Write out again, exactly as they appear, the lines from the line with "Parse this screenshot: output" through the line with "What's the underlying". Do not include any pictures.

=======

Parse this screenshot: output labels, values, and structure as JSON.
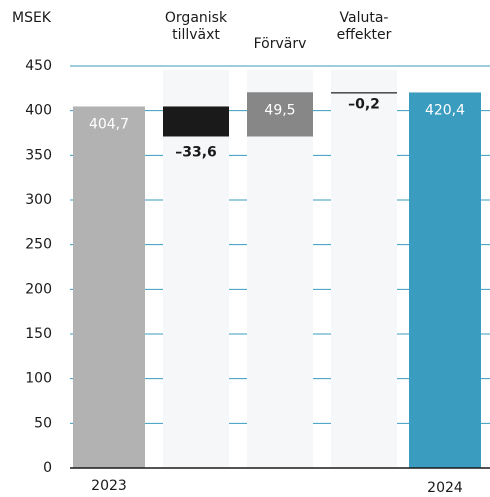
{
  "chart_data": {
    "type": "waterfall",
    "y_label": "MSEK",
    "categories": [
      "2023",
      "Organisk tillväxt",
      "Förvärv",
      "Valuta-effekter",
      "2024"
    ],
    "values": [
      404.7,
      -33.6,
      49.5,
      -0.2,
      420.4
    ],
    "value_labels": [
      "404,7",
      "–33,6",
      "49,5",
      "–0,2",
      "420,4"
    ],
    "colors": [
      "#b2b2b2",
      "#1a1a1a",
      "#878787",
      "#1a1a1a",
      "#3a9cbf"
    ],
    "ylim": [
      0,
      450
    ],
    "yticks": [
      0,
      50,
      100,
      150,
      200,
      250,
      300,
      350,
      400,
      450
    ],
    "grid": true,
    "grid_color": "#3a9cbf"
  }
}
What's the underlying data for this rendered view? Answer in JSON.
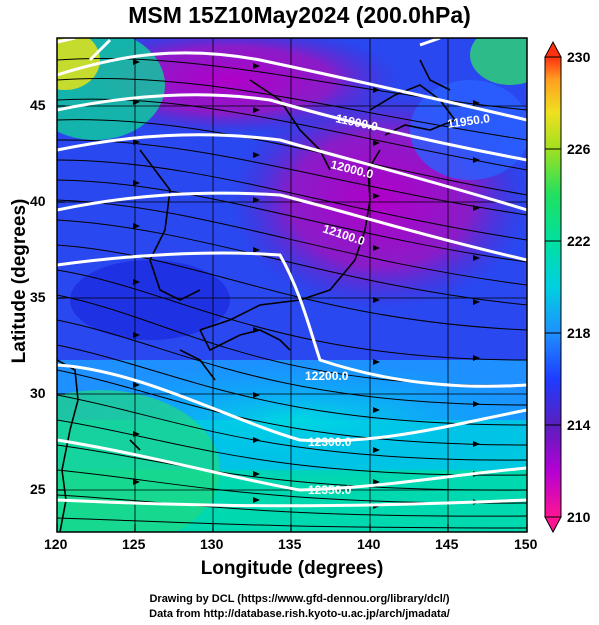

=======

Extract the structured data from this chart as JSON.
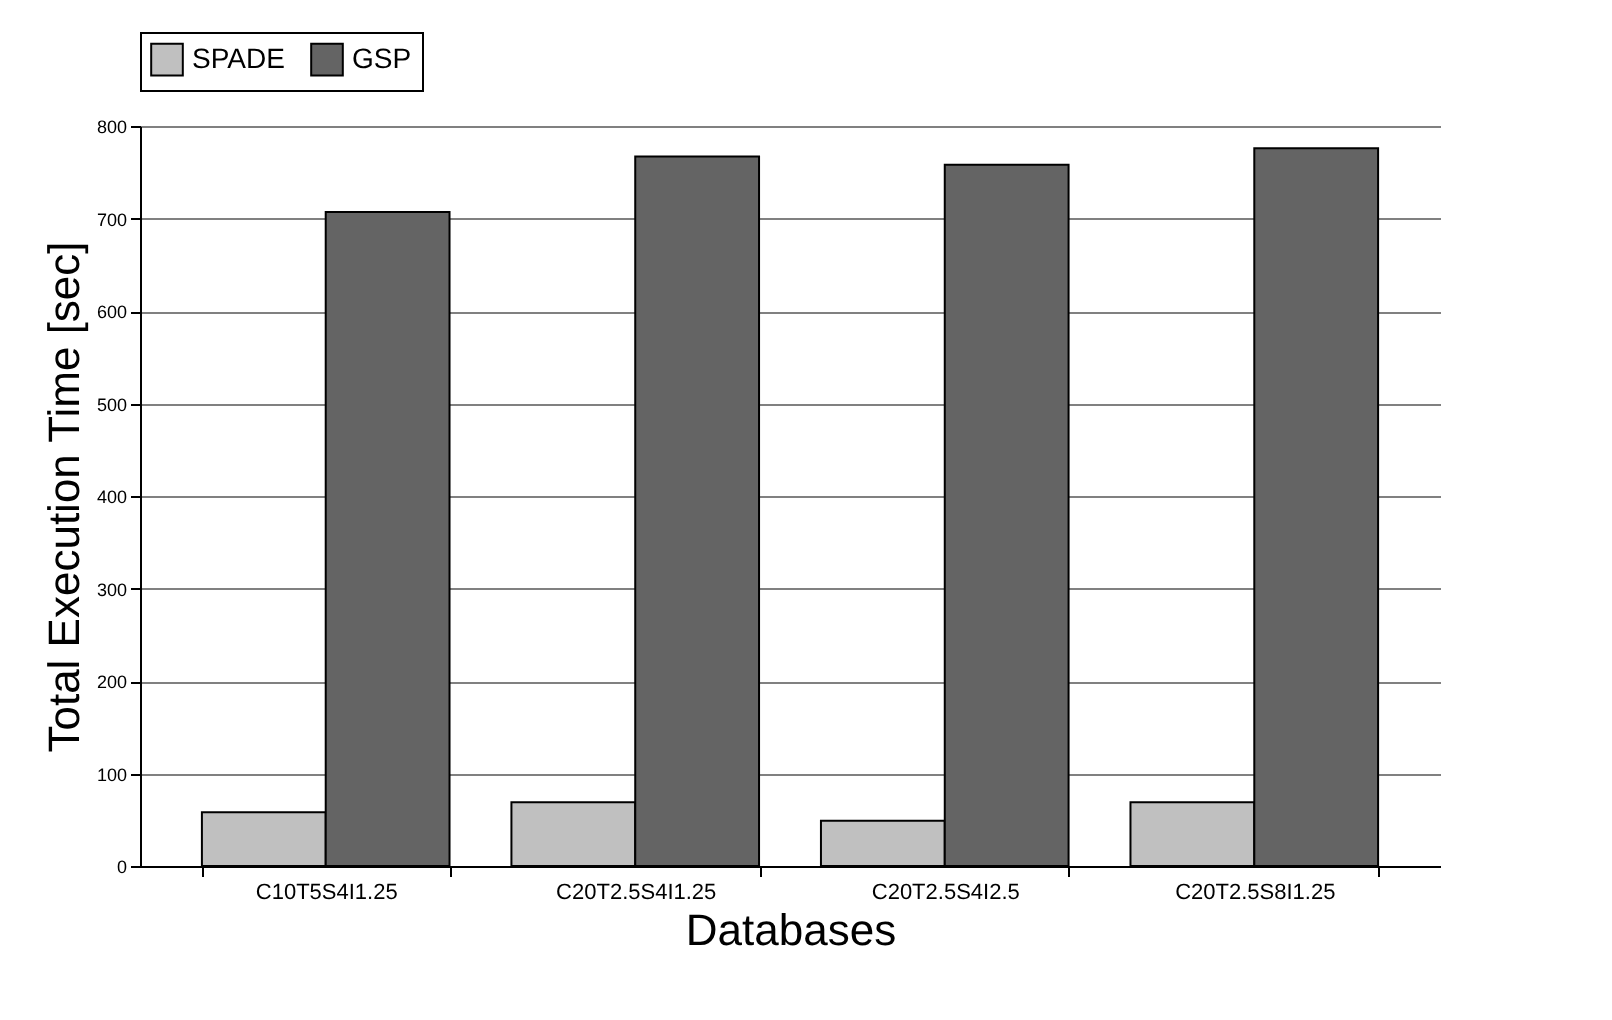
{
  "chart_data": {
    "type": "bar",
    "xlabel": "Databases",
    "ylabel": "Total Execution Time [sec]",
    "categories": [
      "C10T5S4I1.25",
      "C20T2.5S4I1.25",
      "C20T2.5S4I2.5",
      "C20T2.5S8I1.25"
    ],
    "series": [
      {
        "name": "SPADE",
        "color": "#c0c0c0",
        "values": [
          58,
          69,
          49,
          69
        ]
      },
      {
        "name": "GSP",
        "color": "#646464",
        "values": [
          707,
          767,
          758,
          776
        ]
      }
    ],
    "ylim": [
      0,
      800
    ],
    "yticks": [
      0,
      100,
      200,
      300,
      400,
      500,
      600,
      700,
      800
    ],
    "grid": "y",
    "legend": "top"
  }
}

=======

• Right answer
Parse this screenshot: output labels, values, and structure as JSON.
{
  "chart_data": {
    "type": "waterfall",
    "y_label": "MSEK",
    "categories": [
      "2023",
      "Organisk tillväxt",
      "Förvärv",
      "Valuta-effekter",
      "2024"
    ],
    "values": [
      404.7,
      -33.6,
      49.5,
      -0.2,
      420.4
    ],
    "value_labels": [
      "404,7",
      "–33,6",
      "49,5",
      "–0,2",
      "420,4"
    ],
    "colors": [
      "#b2b2b2",
      "#1a1a1a",
      "#878787",
      "#1a1a1a",
      "#3a9cbf"
    ],
    "ylim": [
      0,
      450
    ],
    "yticks": [
      0,
      50,
      100,
      150,
      200,
      250,
      300,
      350,
      400,
      450
    ],
    "grid": true,
    "grid_color": "#3a9cbf"
  }
}
What's the underlying data for this rendered view? Answer in JSON.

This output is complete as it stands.